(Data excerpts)
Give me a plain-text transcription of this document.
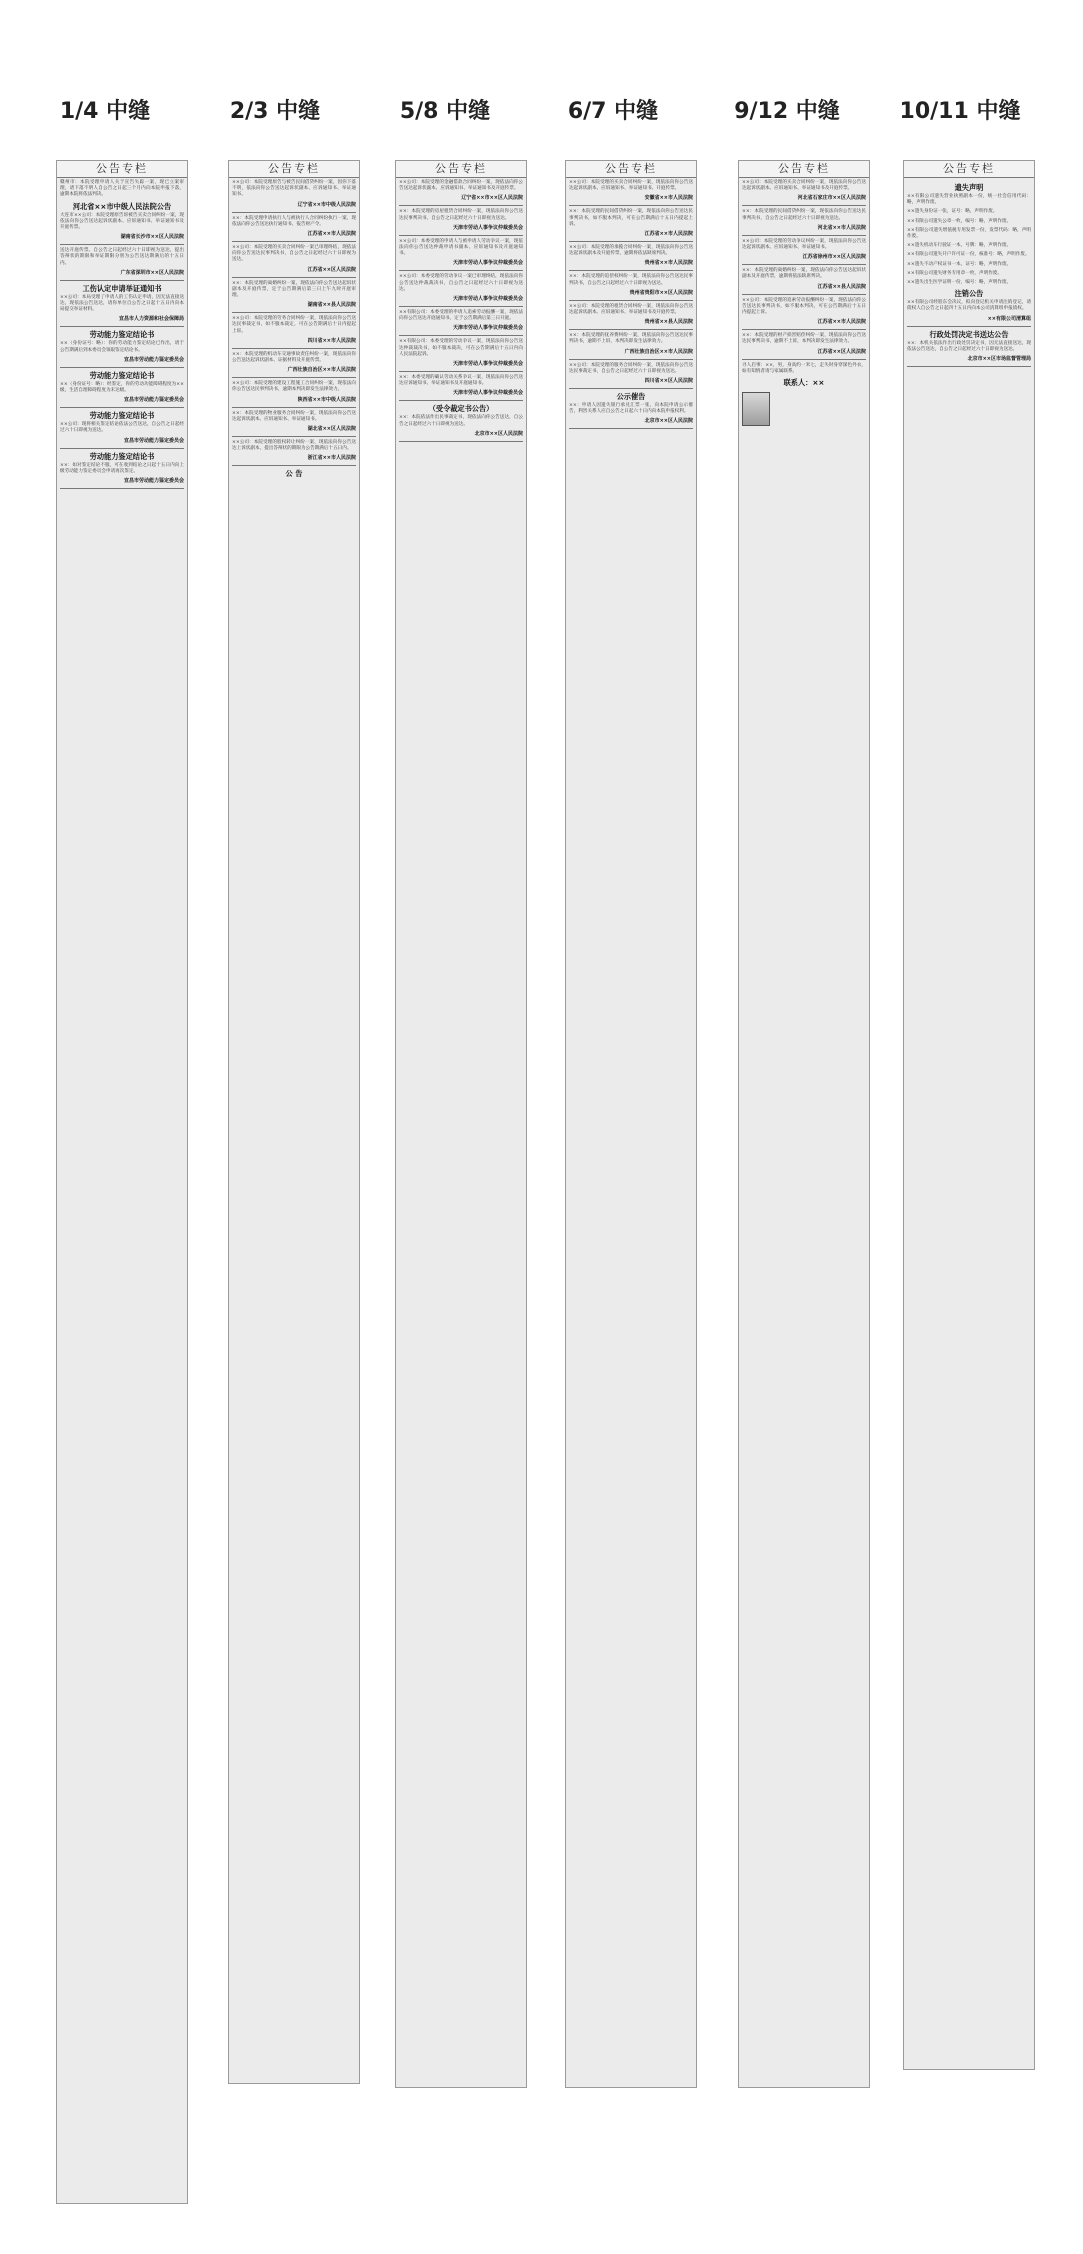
1/4 中缝	2/3 中缝	5/8 中缝	6/7 中缝	9/12 中缝	10/11 中缝
公告专栏
赣州市：本院受理申请人关于宣告失踪一案，现已立案审理，请下落不明人自公告之日起三个月内向本院申报下落，逾期本院将依法判决。
河北省××市中级人民法院公告
大连市××公司：本院受理原告诉被告买卖合同纠纷一案，现依法向你公告送达起诉状副本、应诉通知书、举证通知书及开庭传票。
湖南省长沙市××区人民法院
送达开庭传票。自公告之日起经过六十日即视为送达，提出答辩状的期限和举证期限分别为公告送达期满后的十五日内。
广东省深圳市××区人民法院
工伤认定申请举证通知书
××公司：本局受理了申请人的工伤认定申请，因无法直接送达，现依法公告送达，请你单位自公告之日起十五日内向本局提交举证材料。
宜昌市人力资源和社会保障局
劳动能力鉴定结论书
××（身份证号：略）：你的劳动能力鉴定结论已作出，请于公告期满后到本委员会领取鉴定结论书。
宜昌市劳动能力鉴定委员会
劳动能力鉴定结论书
××（身份证号：略）：经鉴定，你的劳动功能障碍程度为××级，生活自理障碍程度为未达级。
宜昌市劳动能力鉴定委员会
劳动能力鉴定结论书
××公司：现将相关鉴定结论依法公告送达，自公告之日起经过六十日即视为送达。
宜昌市劳动能力鉴定委员会
劳动能力鉴定结论书
××：如对鉴定结论不服，可在收到结论之日起十五日内向上级劳动能力鉴定委员会申请再次鉴定。
宜昌市劳动能力鉴定委员会
公告专栏
××公司：本院受理原告与被告民间借贷纠纷一案，因你下落不明，依法向你公告送达起诉状副本、应诉通知书、举证通知书。
辽宁省××市中级人民法院
××：本院受理申请执行人与被执行人合同纠纷执行一案，现依法向你公告送达执行通知书、报告财产令。
江苏省××市人民法院
××公司：本院受理的买卖合同纠纷一案已审理终结，现依法向你公告送达民事判决书，自公告之日起经过六十日即视为送达。
江苏省××区人民法院
××：本院受理的离婚纠纷一案，现依法向你公告送达起诉状副本及开庭传票，定于公告期满后第三日上午九时开庭审理。
湖南省××县人民法院
××公司：本院受理的劳务合同纠纷一案，现依法向你公告送达民事裁定书，如不服本裁定，可在公告期满后十日内提起上诉。
四川省××市人民法院
××：本院受理的机动车交通事故责任纠纷一案，现依法向你公告送达起诉状副本、证据材料及开庭传票。
广西壮族自治区××市人民法院
××公司：本院受理的建设工程施工合同纠纷一案，现依法向你公告送达民事判决书，逾期本判决即发生法律效力。
陕西省××市中级人民法院
××：本院受理的物业服务合同纠纷一案，现依法向你公告送达起诉状副本、应诉通知书、举证通知书。
湖北省××区人民法院
××公司：本院受理的股权转让纠纷一案，现依法向你公告送达上诉状副本，提出答辩状的期限为公告期满后十五日内。
浙江省××市人民法院
公 告
公告专栏
××公司：本院受理的金融借款合同纠纷一案，现依法向你公告送达起诉状副本、应诉通知书、举证通知书及开庭传票。
辽宁省××市××区人民法院
××：本院受理的房屋租赁合同纠纷一案，现依法向你公告送达民事判决书，自公告之日起经过六十日即视为送达。
天津市劳动人事争议仲裁委员会
××公司：本委受理的申请人与被申请人劳动争议一案，现依法向你公告送达仲裁申请书副本、应诉通知书及开庭通知书。
天津市劳动人事争议仲裁委员会
××公司：本委受理的劳动争议一案已审理终结，现依法向你公告送达仲裁裁决书，自公告之日起经过六十日即视为送达。
天津市劳动人事争议仲裁委员会
××有限公司：本委受理的申请人追索劳动报酬一案，现依法向你公告送达开庭通知书，定于公告期满后第三日开庭。
天津市劳动人事争议仲裁委员会
××有限公司：本委受理的劳动争议一案，现依法向你公告送达仲裁裁决书，如不服本裁决，可在公告期满后十五日内向人民法院起诉。
天津市劳动人事争议仲裁委员会
××：本委受理的确认劳动关系争议一案，现依法向你公告送达应诉通知书、举证通知书及开庭通知书。
天津市劳动人事争议仲裁委员会
（受令裁定书公告）
××：本院依法作出民事裁定书，现依法向你公告送达，自公告之日起经过六十日即视为送达。
北京市××区人民法院
公告专栏
××公司：本院受理的买卖合同纠纷一案，现依法向你公告送达起诉状副本、应诉通知书、举证通知书、开庭传票。
安徽省××市人民法院
××：本院受理的民间借贷纠纷一案，现依法向你公告送达民事判决书，如不服本判决，可在公告期满后十五日内提起上诉。
江苏省××市人民法院
××公司：本院受理的承揽合同纠纷一案，现依法向你公告送达起诉状副本及开庭传票，逾期将依法缺席判决。
贵州省××市人民法院
××：本院受理的追偿权纠纷一案，现依法向你公告送达民事判决书，自公告之日起经过六十日即视为送达。
贵州省贵阳市××区人民法院
××公司：本院受理的租赁合同纠纷一案，现依法向你公告送达起诉状副本、应诉通知书、举证通知书及开庭传票。
贵州省××县人民法院
××：本院受理的抚养费纠纷一案，现依法向你公告送达民事判决书，逾期不上诉，本判决即发生法律效力。
广西壮族自治区××市人民法院
××公司：本院受理的服务合同纠纷一案，现依法向你公告送达民事裁定书，自公告之日起经过六十日即视为送达。
四川省××区人民法院
公示催告
××：申请人因遗失银行承兑汇票一张，向本院申请公示催告，利害关系人应自公告之日起六十日内向本院申报权利。
北京市××区人民法院
公告专栏
××公司：本院受理的买卖合同纠纷一案，现依法向你公告送达起诉状副本、应诉通知书、举证通知书及开庭传票。
河北省石家庄市××区人民法院
××：本院受理的民间借贷纠纷一案，现依法向你公告送达民事判决书，自公告之日起经过六十日即视为送达。
河北省××市人民法院
××公司：本院受理的劳动争议纠纷一案，现依法向你公告送达起诉状副本、应诉通知书、举证通知书。
江苏省徐州市××区人民法院
××：本院受理的离婚纠纷一案，现依法向你公告送达起诉状副本及开庭传票，逾期将依法缺席判决。
江苏省××县人民法院
××公司：本院受理的追索劳动报酬纠纷一案，现依法向你公告送达民事判决书，如不服本判决，可在公告期满后十五日内提起上诉。
江苏省××市人民法院
××：本院受理的财产损害赔偿纠纷一案，现依法向你公告送达民事判决书，逾期不上诉，本判决即发生法律效力。
江苏省××区人民法院
寻人启事：××，男，身高约一米七，走失时身穿深色外衣，如有知情者请与家属联系。
联系人：××
公告专栏
遗失声明
××有限公司遗失营业执照副本一份，统一社会信用代码：略，声明作废。
××遗失身份证一张，证号：略，声明作废。
××有限公司遗失公章一枚，编号：略，声明作废。
××有限公司遗失增值税专用发票一份，发票代码：略，声明作废。
××遗失机动车行驶证一本，号牌：略，声明作废。
××有限公司遗失开户许可证一份，核准号：略，声明作废。
××遗失不动产权证书一本，证号：略，声明作废。
××有限公司遗失财务专用章一枚，声明作废。
××遗失出生医学证明一份，编号：略，声明作废。
注销公告
××有限公司经股东会决议，拟向登记机关申请注销登记，请债权人自公告之日起四十五日内向本公司清算组申报债权。
××有限公司清算组
行政处罚决定书送达公告
××：本机关依法作出行政处罚决定书，因无法直接送达，现依法公告送达，自公告之日起经过六十日即视为送达。
北京市××区市场监督管理局
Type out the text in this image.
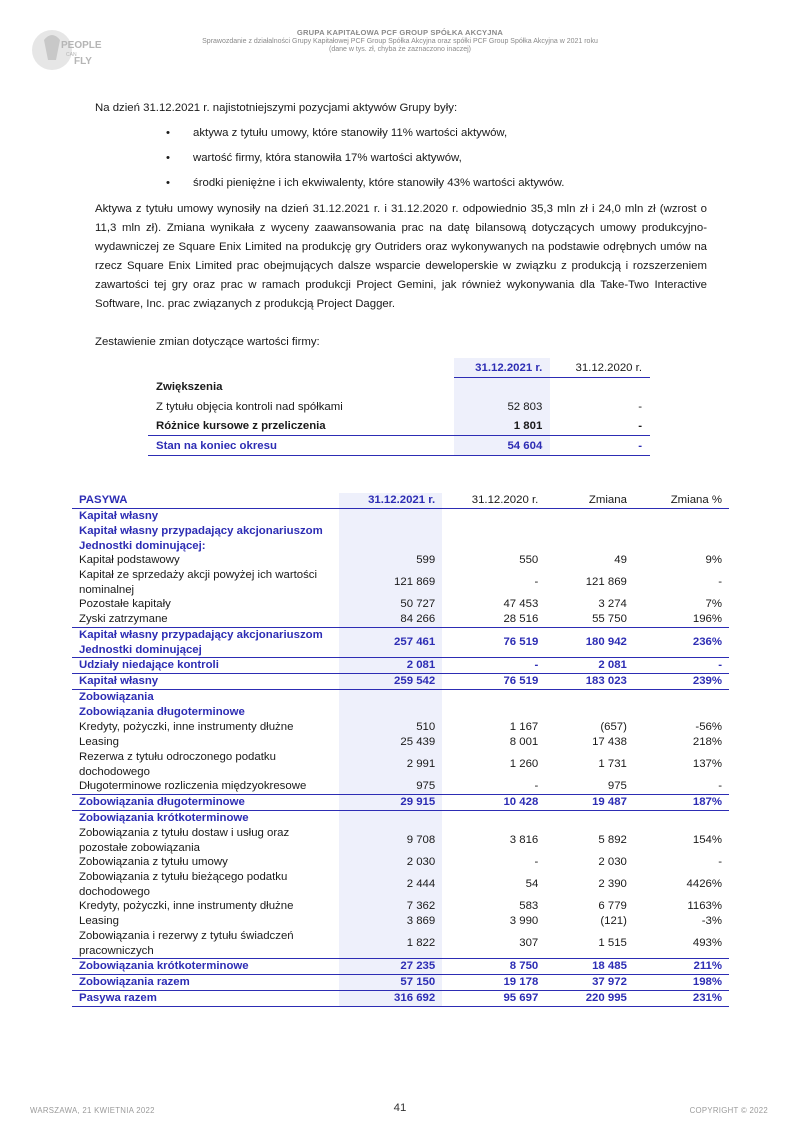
PEOPLE
CAN
FLY
GRUPA KAPITAŁOWA PCF GROUP SPÓŁKA AKCYJNA
Sprawozdanie z działalności Grupy Kapitałowej PCF Group Spółka Akcyjna oraz spółki PCF Group Spółka Akcyjna w 2021 roku
(dane w tys. zł, chyba że zaznaczono inaczej)
Na dzień 31.12.2021 r. najistotniejszymi pozycjami aktywów Grupy były:
• aktywa z tytułu umowy, które stanowiły 11% wartości aktywów,
• wartość firmy, która stanowiła 17% wartości aktywów,
• środki pieniężne i ich ekwiwalenty, które stanowiły 43% wartości aktywów.
Aktywa z tytułu umowy wynosiły na dzień 31.12.2021 r. i 31.12.2020 r. odpowiednio 35,3 mln zł i 24,0 mln zł (wzrost o 11,3 mln zł). Zmiana wynikała z wyceny zaawansowania prac na datę bilansową dotyczących umowy produkcyjno-wydawniczej ze Square Enix Limited na produkcję gry Outriders oraz wykonywanych na podstawie odrębnych umów na rzecz Square Enix Limited prac obejmujących dalsze wsparcie deweloperskie w związku z produkcją i rozszerzeniem zawartości tej gry oraz prac w ramach produkcji Project Gemini, jak również wykonywania dla Take-Two Interactive Software, Inc. prac związanych z produkcją Project Dagger.
Zestawienie zmian dotyczące wartości firmy:
	31.12.2021 r.	31.12.2020 r.
Zwiększenia		
Z tytułu objęcia kontroli nad spółkami	52 803	-
Różnice kursowe z przeliczenia	1 801	-
Stan na koniec okresu	54 604	-
PASYWA	31.12.2021 r.	31.12.2020 r.	Zmiana	Zmiana %
Kapitał własny				
Kapitał własny przypadający akcjonariuszom Jednostki dominującej:				
Kapitał podstawowy	599	550	49	9%
Kapitał ze sprzedaży akcji powyżej ich wartości nominalnej	121 869	-	121 869	-
Pozostałe kapitały	50 727	47 453	3 274	7%
Zyski zatrzymane	84 266	28 516	55 750	196%
Kapitał własny przypadający akcjonariuszom Jednostki dominującej	257 461	76 519	180 942	236%
Udziały niedające kontroli	2 081	-	2 081	-
Kapitał własny	259 542	76 519	183 023	239%
Zobowiązania				
Zobowiązania długoterminowe				
Kredyty, pożyczki, inne instrumenty dłużne	510	1 167	(657)	-56%
Leasing	25 439	8 001	17 438	218%
Rezerwa z tytułu odroczonego podatku dochodowego	2 991	1 260	1 731	137%
Długoterminowe rozliczenia międzyokresowe	975	-	975	-
Zobowiązania długoterminowe	29 915	10 428	19 487	187%
Zobowiązania krótkoterminowe				
Zobowiązania z tytułu dostaw i usług oraz pozostałe zobowiązania	9 708	3 816	5 892	154%
Zobowiązania z tytułu umowy	2 030	-	2 030	-
Zobowiązania z tytułu bieżącego podatku dochodowego	2 444	54	2 390	4426%
Kredyty, pożyczki, inne instrumenty dłużne	7 362	583	6 779	1163%
Leasing	3 869	3 990	(121)	-3%
Zobowiązania i rezerwy z tytułu świadczeń pracowniczych	1 822	307	1 515	493%
Zobowiązania krótkoterminowe	27 235	8 750	18 485	211%
Zobowiązania razem	57 150	19 178	37 972	198%
Pasywa razem	316 692	95 697	220 995	231%
WARSZAWA, 21 KWIETNIA 2022	41	COPYRIGHT © 2022
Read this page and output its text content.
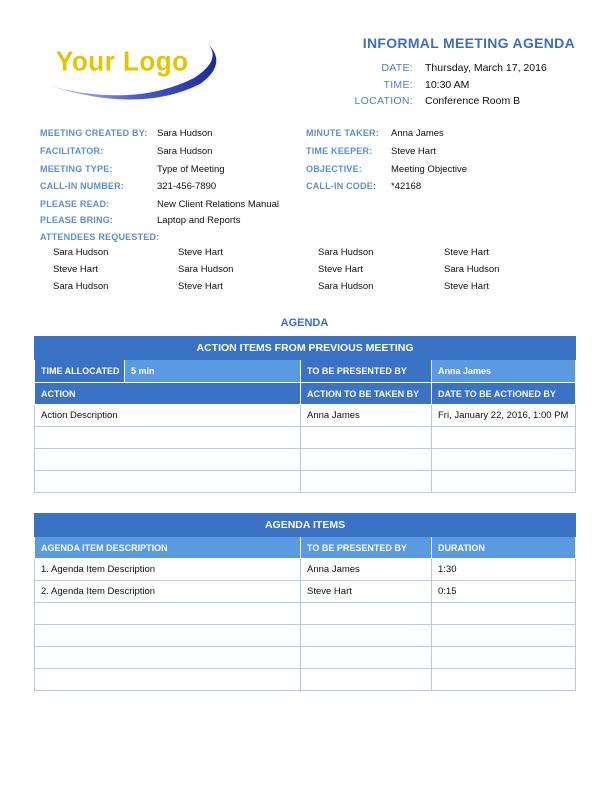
Your Logo
INFORMAL MEETING AGENDA
DATE: Thursday, March 17, 2016
TIME: 10:30 AM
LOCATION: Conference Room B
MEETING CREATED BY: Sara Hudson
FACILITATOR:	Sara Hudson
MEETING TYPE:	Type of Meeting
CALL-IN NUMBER:	321-456-7890
PLEASE READ:	New Client Relations Manual
PLEASE BRING:	Laptop and Reports
MINUTE TAKER: Anna James
TIME KEEPER: Steve Hart
OBJECTIVE:	Meeting Objective
CALL-IN CODE: *42168
ATTENDEES REQUESTED:
Sara Hudson	Steve Hart	Sara Hudson	Steve Hart
Steve Hart	Sara Hudson	Steve Hart	Sara Hudson
Sara Hudson	Steve Hart	Sara Hudson	Steve Hart
AGENDA
ACTION ITEMS FROM PREVIOUS MEETING			
TIME ALLOCATED	5 min	TO BE PRESENTED BY	Anna James
ACTION		ACTION TO BE TAKEN BY	DATE TO BE ACTIONED BY
Action Description		Anna James	Fri, January 22, 2016, 1:00 PM

AGENDA ITEMS		
AGENDA ITEM DESCRIPTION	TO BE PRESENTED BY	DURATION
1. Agenda Item Description	Anna James	1:30
2. Agenda Item Description	Steve Hart	0:15
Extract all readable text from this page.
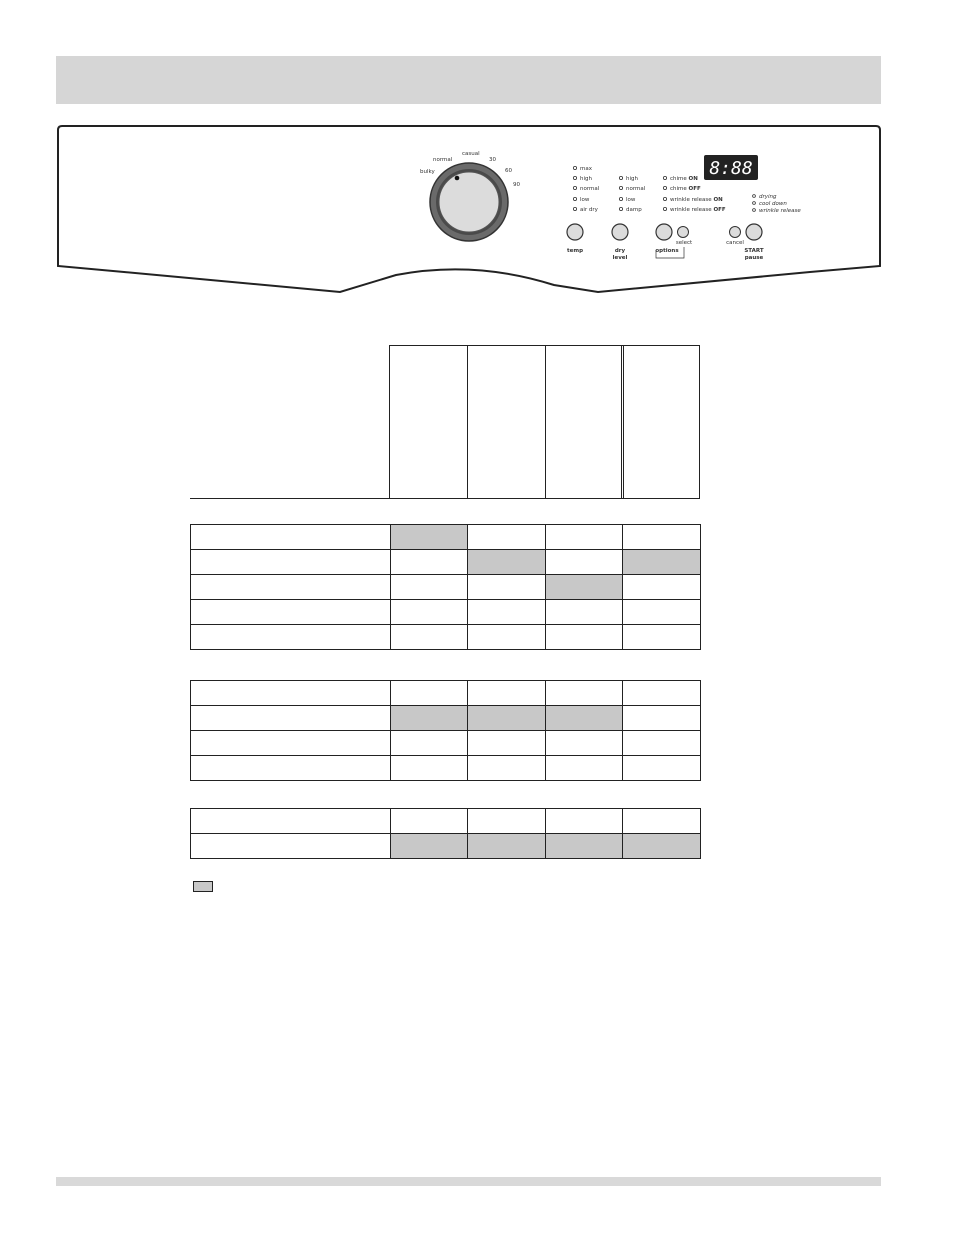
bulky
normal
casual
30
60
90
8:88
max
high
normal
low
air dry
high
normal
low
damp
chime ON
chime OFF
wrinkle release ON
wrinkle release OFF
drying
cool down
wrinkle release
temp	dry
level
options
select	cancel
START
pause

Request –
Count every line in the listing above that holds "DATE", then report only the count.

Task solution –
2